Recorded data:
----------

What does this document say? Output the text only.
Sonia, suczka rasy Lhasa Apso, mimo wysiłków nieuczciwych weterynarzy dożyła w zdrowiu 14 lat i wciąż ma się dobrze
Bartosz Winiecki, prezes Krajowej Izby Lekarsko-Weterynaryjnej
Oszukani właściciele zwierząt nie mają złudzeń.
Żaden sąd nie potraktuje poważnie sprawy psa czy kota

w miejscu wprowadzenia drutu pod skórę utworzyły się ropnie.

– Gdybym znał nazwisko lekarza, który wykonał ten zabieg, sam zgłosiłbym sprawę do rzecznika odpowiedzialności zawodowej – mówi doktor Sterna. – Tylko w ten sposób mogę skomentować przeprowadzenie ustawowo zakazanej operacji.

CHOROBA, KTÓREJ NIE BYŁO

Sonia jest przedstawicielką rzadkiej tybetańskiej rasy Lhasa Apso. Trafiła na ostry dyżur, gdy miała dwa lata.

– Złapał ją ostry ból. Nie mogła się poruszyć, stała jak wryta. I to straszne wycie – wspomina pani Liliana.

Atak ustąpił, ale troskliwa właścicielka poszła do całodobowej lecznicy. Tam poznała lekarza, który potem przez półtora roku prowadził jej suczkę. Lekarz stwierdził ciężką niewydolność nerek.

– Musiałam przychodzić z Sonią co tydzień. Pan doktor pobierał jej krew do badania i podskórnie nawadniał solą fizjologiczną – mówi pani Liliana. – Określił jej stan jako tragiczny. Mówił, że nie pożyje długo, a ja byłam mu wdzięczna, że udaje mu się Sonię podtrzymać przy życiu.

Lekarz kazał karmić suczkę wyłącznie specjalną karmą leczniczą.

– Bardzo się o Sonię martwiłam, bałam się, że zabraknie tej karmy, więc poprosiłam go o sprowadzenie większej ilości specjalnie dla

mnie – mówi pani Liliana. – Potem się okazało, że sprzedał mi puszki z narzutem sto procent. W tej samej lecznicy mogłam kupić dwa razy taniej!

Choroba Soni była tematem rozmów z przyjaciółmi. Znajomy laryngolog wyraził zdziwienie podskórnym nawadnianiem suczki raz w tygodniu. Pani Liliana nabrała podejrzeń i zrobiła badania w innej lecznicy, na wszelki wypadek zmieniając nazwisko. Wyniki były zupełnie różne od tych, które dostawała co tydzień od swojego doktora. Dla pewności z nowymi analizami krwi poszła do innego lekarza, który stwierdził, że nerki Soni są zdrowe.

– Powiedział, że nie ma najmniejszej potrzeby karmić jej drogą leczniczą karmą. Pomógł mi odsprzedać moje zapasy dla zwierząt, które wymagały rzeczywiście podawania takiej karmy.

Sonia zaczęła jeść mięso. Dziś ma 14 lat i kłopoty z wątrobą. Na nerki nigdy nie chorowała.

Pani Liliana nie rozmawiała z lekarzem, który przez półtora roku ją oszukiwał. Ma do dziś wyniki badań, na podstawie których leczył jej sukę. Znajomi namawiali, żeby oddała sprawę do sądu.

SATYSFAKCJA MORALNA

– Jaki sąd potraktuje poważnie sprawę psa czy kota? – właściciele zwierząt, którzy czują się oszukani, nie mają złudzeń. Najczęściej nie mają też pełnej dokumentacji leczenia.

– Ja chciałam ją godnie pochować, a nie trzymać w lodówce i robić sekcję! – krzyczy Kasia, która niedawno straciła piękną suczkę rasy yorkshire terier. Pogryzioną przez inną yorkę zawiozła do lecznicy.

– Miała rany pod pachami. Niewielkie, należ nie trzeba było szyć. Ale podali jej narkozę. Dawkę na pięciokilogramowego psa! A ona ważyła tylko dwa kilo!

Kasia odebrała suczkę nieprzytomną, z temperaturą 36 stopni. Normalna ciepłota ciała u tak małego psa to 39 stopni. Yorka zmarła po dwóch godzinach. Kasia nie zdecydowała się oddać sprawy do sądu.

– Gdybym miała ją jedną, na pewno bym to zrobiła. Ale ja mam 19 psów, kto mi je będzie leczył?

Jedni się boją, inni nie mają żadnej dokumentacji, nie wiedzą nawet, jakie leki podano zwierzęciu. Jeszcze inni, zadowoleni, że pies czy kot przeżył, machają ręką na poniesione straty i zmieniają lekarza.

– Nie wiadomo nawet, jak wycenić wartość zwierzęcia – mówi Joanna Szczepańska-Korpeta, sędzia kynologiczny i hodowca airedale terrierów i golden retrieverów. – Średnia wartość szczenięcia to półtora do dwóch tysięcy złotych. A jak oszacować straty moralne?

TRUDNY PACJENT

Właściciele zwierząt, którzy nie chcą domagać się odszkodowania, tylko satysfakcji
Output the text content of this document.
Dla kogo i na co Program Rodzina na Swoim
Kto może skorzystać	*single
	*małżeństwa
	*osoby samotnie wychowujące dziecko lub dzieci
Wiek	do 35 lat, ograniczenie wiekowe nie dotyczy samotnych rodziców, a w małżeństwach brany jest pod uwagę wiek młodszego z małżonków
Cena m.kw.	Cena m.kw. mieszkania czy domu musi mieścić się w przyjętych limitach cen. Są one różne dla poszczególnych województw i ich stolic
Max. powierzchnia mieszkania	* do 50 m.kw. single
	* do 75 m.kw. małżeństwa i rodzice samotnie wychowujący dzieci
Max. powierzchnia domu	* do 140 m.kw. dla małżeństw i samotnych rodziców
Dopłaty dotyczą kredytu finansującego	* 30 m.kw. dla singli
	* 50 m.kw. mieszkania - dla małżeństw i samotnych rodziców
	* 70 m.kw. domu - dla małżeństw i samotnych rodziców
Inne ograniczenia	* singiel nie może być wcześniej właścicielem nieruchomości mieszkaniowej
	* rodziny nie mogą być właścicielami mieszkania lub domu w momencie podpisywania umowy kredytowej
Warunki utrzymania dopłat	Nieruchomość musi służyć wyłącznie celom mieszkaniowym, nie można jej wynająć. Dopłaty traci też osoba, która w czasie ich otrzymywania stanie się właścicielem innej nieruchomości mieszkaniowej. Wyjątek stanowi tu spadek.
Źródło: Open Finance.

----------

▶ [Short exercise]: Go through the records and copy each line with "karmy" in it.

▶ [Response to this task]:
– Bardzo się o Sonię martwiłam, bałam się, że zabraknie tej karmy, więc poprosiłam go o sprowadzenie większej ilości specjalnie dla
– Powiedział, że nie ma najmniejszej potrzeby karmić jej drogą leczniczą karmą. Pomógł mi odsprzedać moje zapasy dla zwierząt, które wymagały rzeczywiście podawania takiej karmy.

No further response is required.